**Required work:** Your task is to repeat the listing exactly.

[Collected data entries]
— begin —

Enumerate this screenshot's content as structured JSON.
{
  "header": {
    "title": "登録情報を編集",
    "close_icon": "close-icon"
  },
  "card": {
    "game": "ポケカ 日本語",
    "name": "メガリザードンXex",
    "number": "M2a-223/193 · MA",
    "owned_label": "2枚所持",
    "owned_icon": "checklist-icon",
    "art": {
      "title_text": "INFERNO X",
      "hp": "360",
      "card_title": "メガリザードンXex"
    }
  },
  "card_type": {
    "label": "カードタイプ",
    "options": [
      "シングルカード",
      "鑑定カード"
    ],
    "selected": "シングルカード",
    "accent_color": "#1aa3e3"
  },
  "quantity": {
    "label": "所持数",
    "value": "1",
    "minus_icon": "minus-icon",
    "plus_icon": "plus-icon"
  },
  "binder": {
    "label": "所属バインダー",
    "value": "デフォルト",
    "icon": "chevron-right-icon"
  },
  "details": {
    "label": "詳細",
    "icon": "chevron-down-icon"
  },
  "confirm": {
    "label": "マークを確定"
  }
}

— end —

**Response below:**
Enumerate this screenshot's content as structured JSON.
{
  "header": {
    "title": "登録情報を編集",
    "close_icon": "close-icon"
  },
  "card": {
    "game": "ポケカ 日本語",
    "name": "メガリザードンXex",
    "number": "M2a-223/193 · MA",
    "owned_label": "2枚所持",
    "owned_icon": "checklist-icon",
    "art": {
      "title_text": "INFERNO X",
      "hp": "360",
      "card_title": "メガリザードンXex"
    }
  },
  "card_type": {
    "label": "カードタイプ",
    "options": [
      "シングルカード",
      "鑑定カード"
    ],
    "selected": "シングルカード",
    "accent_color": "#1aa3e3"
  },
  "quantity": {
    "label": "所持数",
    "value": "1",
    "minus_icon": "minus-icon",
    "plus_icon": "plus-icon"
  },
  "binder": {
    "label": "所属バインダー",
    "value": "デフォルト",
    "icon": "chevron-right-icon"
  },
  "details": {
    "label": "詳細",
    "icon": "chevron-down-icon"
  },
  "confirm": {
    "label": "マークを確定"
  }
}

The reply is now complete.